(What you are asked to do)
Copy every record exactly, and keep the pictures out.
══ Data supplied
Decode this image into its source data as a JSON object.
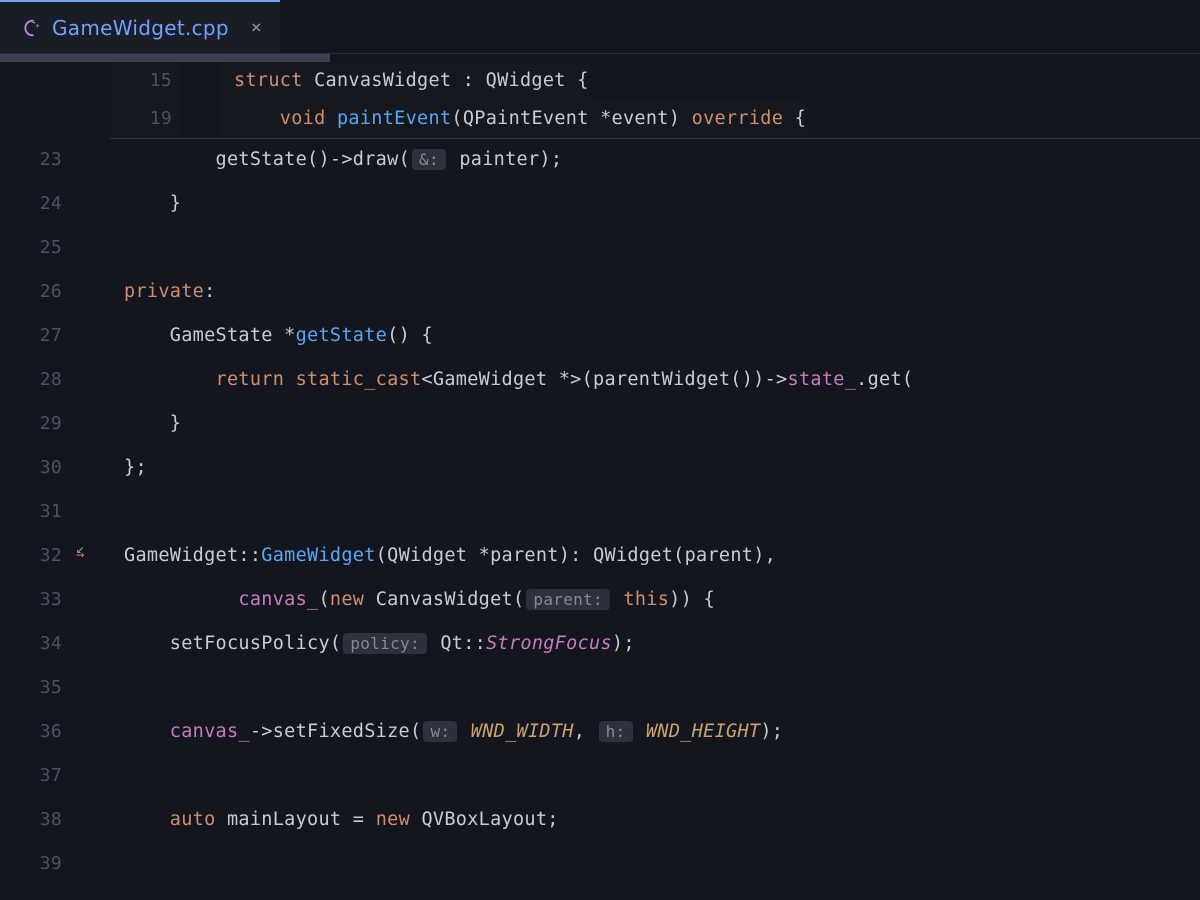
{
  "tab": {
    "filename": "GameWidget.cpp",
    "close_glyph": "×",
    "icon_color": "#b98df0"
  },
  "sticky": [
    {
      "num": "15",
      "tokens": [
        {
          "t": "struct ",
          "c": "kw"
        },
        {
          "t": "CanvasWidget ",
          "c": "ident"
        },
        {
          "t": ": ",
          "c": "op"
        },
        {
          "t": "QWidget ",
          "c": "ident"
        },
        {
          "t": "{",
          "c": "op"
        }
      ]
    },
    {
      "num": "19",
      "indent": 1,
      "tokens": [
        {
          "t": "void ",
          "c": "kw"
        },
        {
          "t": "paintEvent",
          "c": "fn"
        },
        {
          "t": "(",
          "c": "op"
        },
        {
          "t": "QPaintEvent ",
          "c": "ident"
        },
        {
          "t": "*",
          "c": "op"
        },
        {
          "t": "event",
          "c": "ident"
        },
        {
          "t": ") ",
          "c": "op"
        },
        {
          "t": "override ",
          "c": "kw"
        },
        {
          "t": "{",
          "c": "op"
        }
      ]
    }
  ],
  "lines": [
    {
      "num": "23",
      "indent": 2,
      "tokens": [
        {
          "t": "getState",
          "c": "ident"
        },
        {
          "t": "()->",
          "c": "op"
        },
        {
          "t": "draw",
          "c": "ident"
        },
        {
          "t": "(",
          "c": "op"
        },
        {
          "hint": "&:"
        },
        {
          "t": " painter",
          "c": "ident"
        },
        {
          "t": ");",
          "c": "op"
        }
      ]
    },
    {
      "num": "24",
      "indent": 1,
      "tokens": [
        {
          "t": "}",
          "c": "op"
        }
      ]
    },
    {
      "num": "25",
      "indent": 0,
      "tokens": []
    },
    {
      "num": "26",
      "indent": 0,
      "guide": true,
      "tokens": [
        {
          "t": "private",
          "c": "kw"
        },
        {
          "t": ":",
          "c": "op"
        }
      ]
    },
    {
      "num": "27",
      "indent": 1,
      "tokens": [
        {
          "t": "GameState ",
          "c": "ident"
        },
        {
          "t": "*",
          "c": "op"
        },
        {
          "t": "getState",
          "c": "fn"
        },
        {
          "t": "() {",
          "c": "op"
        }
      ]
    },
    {
      "num": "28",
      "indent": 2,
      "tokens": [
        {
          "t": "return ",
          "c": "kw"
        },
        {
          "t": "static_cast",
          "c": "kw"
        },
        {
          "t": "<",
          "c": "op"
        },
        {
          "t": "GameWidget ",
          "c": "ident"
        },
        {
          "t": "*>(",
          "c": "op"
        },
        {
          "t": "parentWidget",
          "c": "ident"
        },
        {
          "t": "())->",
          "c": "op"
        },
        {
          "t": "state_",
          "c": "field"
        },
        {
          "t": ".",
          "c": "op"
        },
        {
          "t": "get(",
          "c": "ident"
        }
      ]
    },
    {
      "num": "29",
      "indent": 1,
      "tokens": [
        {
          "t": "}",
          "c": "op"
        }
      ]
    },
    {
      "num": "30",
      "indent": 0,
      "guide": true,
      "tokens": [
        {
          "t": "};",
          "c": "op"
        }
      ]
    },
    {
      "num": "31",
      "indent": 0,
      "tokens": []
    },
    {
      "num": "32",
      "indent": 0,
      "marker": true,
      "tokens": [
        {
          "t": "GameWidget",
          "c": "ident"
        },
        {
          "t": "::",
          "c": "op"
        },
        {
          "t": "GameWidget",
          "c": "fn"
        },
        {
          "t": "(",
          "c": "op"
        },
        {
          "t": "QWidget ",
          "c": "ident"
        },
        {
          "t": "*",
          "c": "op"
        },
        {
          "t": "parent",
          "c": "ident"
        },
        {
          "t": "): ",
          "c": "op"
        },
        {
          "t": "QWidget",
          "c": "ident"
        },
        {
          "t": "(",
          "c": "op"
        },
        {
          "t": "parent",
          "c": "ident"
        },
        {
          "t": "),",
          "c": "op"
        }
      ]
    },
    {
      "num": "33",
      "indent": 0,
      "pad": "          ",
      "guide": true,
      "tokens": [
        {
          "t": "canvas_",
          "c": "field"
        },
        {
          "t": "(",
          "c": "op"
        },
        {
          "t": "new ",
          "c": "kw"
        },
        {
          "t": "CanvasWidget",
          "c": "ident"
        },
        {
          "t": "(",
          "c": "op"
        },
        {
          "hint": "parent:"
        },
        {
          "t": " ",
          "c": "op"
        },
        {
          "t": "this",
          "c": "kw"
        },
        {
          "t": ")) {",
          "c": "op"
        }
      ]
    },
    {
      "num": "34",
      "indent": 1,
      "tokens": [
        {
          "t": "setFocusPolicy",
          "c": "ident"
        },
        {
          "t": "(",
          "c": "op"
        },
        {
          "hint": "policy:"
        },
        {
          "t": " Qt::",
          "c": "ident"
        },
        {
          "t": "StrongFocus",
          "c": "field",
          "italic": true
        },
        {
          "t": ");",
          "c": "op"
        }
      ]
    },
    {
      "num": "35",
      "indent": 0,
      "guide": true,
      "tokens": []
    },
    {
      "num": "36",
      "indent": 1,
      "tokens": [
        {
          "t": "canvas_",
          "c": "field"
        },
        {
          "t": "->",
          "c": "op"
        },
        {
          "t": "setFixedSize",
          "c": "ident"
        },
        {
          "t": "(",
          "c": "op"
        },
        {
          "hint": "w:"
        },
        {
          "t": " ",
          "c": "op"
        },
        {
          "t": "WND_WIDTH",
          "c": "const-y"
        },
        {
          "t": ", ",
          "c": "op"
        },
        {
          "hint": "h:"
        },
        {
          "t": " ",
          "c": "op"
        },
        {
          "t": "WND_HEIGHT",
          "c": "const-y"
        },
        {
          "t": ");",
          "c": "op"
        }
      ]
    },
    {
      "num": "37",
      "indent": 0,
      "guide": true,
      "tokens": []
    },
    {
      "num": "38",
      "indent": 1,
      "tokens": [
        {
          "t": "auto ",
          "c": "kw"
        },
        {
          "t": "mainLayout ",
          "c": "ident"
        },
        {
          "t": "= ",
          "c": "op"
        },
        {
          "t": "new ",
          "c": "kw"
        },
        {
          "t": "QVBoxLayout",
          "c": "ident"
        },
        {
          "t": ";",
          "c": "op"
        }
      ]
    },
    {
      "num": "39",
      "indent": 0,
      "guide": true,
      "tokens": []
    }
  ],
  "indent_unit": "    ",
  "colors": {
    "bg": "#14161f",
    "accent": "#6ea3ff",
    "keyword": "#cf8e6d",
    "function": "#56a8f5",
    "field": "#c77dbb",
    "text": "#c8ccd4",
    "gutter": "#4b5162"
  }
}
════
(Complete output)
Decode this image into its source data as a JSON object.
{
  "tab": {
    "filename": "GameWidget.cpp",
    "close_glyph": "×",
    "icon_color": "#b98df0"
  },
  "sticky": [
    {
      "num": "15",
      "tokens": [
        {
          "t": "struct ",
          "c": "kw"
        },
        {
          "t": "CanvasWidget ",
          "c": "ident"
        },
        {
          "t": ": ",
          "c": "op"
        },
        {
          "t": "QWidget ",
          "c": "ident"
        },
        {
          "t": "{",
          "c": "op"
        }
      ]
    },
    {
      "num": "19",
      "indent": 1,
      "tokens": [
        {
          "t": "void ",
          "c": "kw"
        },
        {
          "t": "paintEvent",
          "c": "fn"
        },
        {
          "t": "(",
          "c": "op"
        },
        {
          "t": "QPaintEvent ",
          "c": "ident"
        },
        {
          "t": "*",
          "c": "op"
        },
        {
          "t": "event",
          "c": "ident"
        },
        {
          "t": ") ",
          "c": "op"
        },
        {
          "t": "override ",
          "c": "kw"
        },
        {
          "t": "{",
          "c": "op"
        }
      ]
    }
  ],
  "lines": [
    {
      "num": "23",
      "indent": 2,
      "tokens": [
        {
          "t": "getState",
          "c": "ident"
        },
        {
          "t": "()->",
          "c": "op"
        },
        {
          "t": "draw",
          "c": "ident"
        },
        {
          "t": "(",
          "c": "op"
        },
        {
          "hint": "&:"
        },
        {
          "t": " painter",
          "c": "ident"
        },
        {
          "t": ");",
          "c": "op"
        }
      ]
    },
    {
      "num": "24",
      "indent": 1,
      "tokens": [
        {
          "t": "}",
          "c": "op"
        }
      ]
    },
    {
      "num": "25",
      "indent": 0,
      "tokens": []
    },
    {
      "num": "26",
      "indent": 0,
      "guide": true,
      "tokens": [
        {
          "t": "private",
          "c": "kw"
        },
        {
          "t": ":",
          "c": "op"
        }
      ]
    },
    {
      "num": "27",
      "indent": 1,
      "tokens": [
        {
          "t": "GameState ",
          "c": "ident"
        },
        {
          "t": "*",
          "c": "op"
        },
        {
          "t": "getState",
          "c": "fn"
        },
        {
          "t": "() {",
          "c": "op"
        }
      ]
    },
    {
      "num": "28",
      "indent": 2,
      "tokens": [
        {
          "t": "return ",
          "c": "kw"
        },
        {
          "t": "static_cast",
          "c": "kw"
        },
        {
          "t": "<",
          "c": "op"
        },
        {
          "t": "GameWidget ",
          "c": "ident"
        },
        {
          "t": "*>(",
          "c": "op"
        },
        {
          "t": "parentWidget",
          "c": "ident"
        },
        {
          "t": "())->",
          "c": "op"
        },
        {
          "t": "state_",
          "c": "field"
        },
        {
          "t": ".",
          "c": "op"
        },
        {
          "t": "get(",
          "c": "ident"
        }
      ]
    },
    {
      "num": "29",
      "indent": 1,
      "tokens": [
        {
          "t": "}",
          "c": "op"
        }
      ]
    },
    {
      "num": "30",
      "indent": 0,
      "guide": true,
      "tokens": [
        {
          "t": "};",
          "c": "op"
        }
      ]
    },
    {
      "num": "31",
      "indent": 0,
      "tokens": []
    },
    {
      "num": "32",
      "indent": 0,
      "marker": true,
      "tokens": [
        {
          "t": "GameWidget",
          "c": "ident"
        },
        {
          "t": "::",
          "c": "op"
        },
        {
          "t": "GameWidget",
          "c": "fn"
        },
        {
          "t": "(",
          "c": "op"
        },
        {
          "t": "QWidget ",
          "c": "ident"
        },
        {
          "t": "*",
          "c": "op"
        },
        {
          "t": "parent",
          "c": "ident"
        },
        {
          "t": "): ",
          "c": "op"
        },
        {
          "t": "QWidget",
          "c": "ident"
        },
        {
          "t": "(",
          "c": "op"
        },
        {
          "t": "parent",
          "c": "ident"
        },
        {
          "t": "),",
          "c": "op"
        }
      ]
    },
    {
      "num": "33",
      "indent": 0,
      "pad": "          ",
      "guide": true,
      "tokens": [
        {
          "t": "canvas_",
          "c": "field"
        },
        {
          "t": "(",
          "c": "op"
        },
        {
          "t": "new ",
          "c": "kw"
        },
        {
          "t": "CanvasWidget",
          "c": "ident"
        },
        {
          "t": "(",
          "c": "op"
        },
        {
          "hint": "parent:"
        },
        {
          "t": " ",
          "c": "op"
        },
        {
          "t": "this",
          "c": "kw"
        },
        {
          "t": ")) {",
          "c": "op"
        }
      ]
    },
    {
      "num": "34",
      "indent": 1,
      "tokens": [
        {
          "t": "setFocusPolicy",
          "c": "ident"
        },
        {
          "t": "(",
          "c": "op"
        },
        {
          "hint": "policy:"
        },
        {
          "t": " Qt::",
          "c": "ident"
        },
        {
          "t": "StrongFocus",
          "c": "field",
          "italic": true
        },
        {
          "t": ");",
          "c": "op"
        }
      ]
    },
    {
      "num": "35",
      "indent": 0,
      "guide": true,
      "tokens": []
    },
    {
      "num": "36",
      "indent": 1,
      "tokens": [
        {
          "t": "canvas_",
          "c": "field"
        },
        {
          "t": "->",
          "c": "op"
        },
        {
          "t": "setFixedSize",
          "c": "ident"
        },
        {
          "t": "(",
          "c": "op"
        },
        {
          "hint": "w:"
        },
        {
          "t": " ",
          "c": "op"
        },
        {
          "t": "WND_WIDTH",
          "c": "const-y"
        },
        {
          "t": ", ",
          "c": "op"
        },
        {
          "hint": "h:"
        },
        {
          "t": " ",
          "c": "op"
        },
        {
          "t": "WND_HEIGHT",
          "c": "const-y"
        },
        {
          "t": ");",
          "c": "op"
        }
      ]
    },
    {
      "num": "37",
      "indent": 0,
      "guide": true,
      "tokens": []
    },
    {
      "num": "38",
      "indent": 1,
      "tokens": [
        {
          "t": "auto ",
          "c": "kw"
        },
        {
          "t": "mainLayout ",
          "c": "ident"
        },
        {
          "t": "= ",
          "c": "op"
        },
        {
          "t": "new ",
          "c": "kw"
        },
        {
          "t": "QVBoxLayout",
          "c": "ident"
        },
        {
          "t": ";",
          "c": "op"
        }
      ]
    },
    {
      "num": "39",
      "indent": 0,
      "guide": true,
      "tokens": []
    }
  ],
  "indent_unit": "    ",
  "colors": {
    "bg": "#14161f",
    "accent": "#6ea3ff",
    "keyword": "#cf8e6d",
    "function": "#56a8f5",
    "field": "#c77dbb",
    "text": "#c8ccd4",
    "gutter": "#4b5162"
  }
}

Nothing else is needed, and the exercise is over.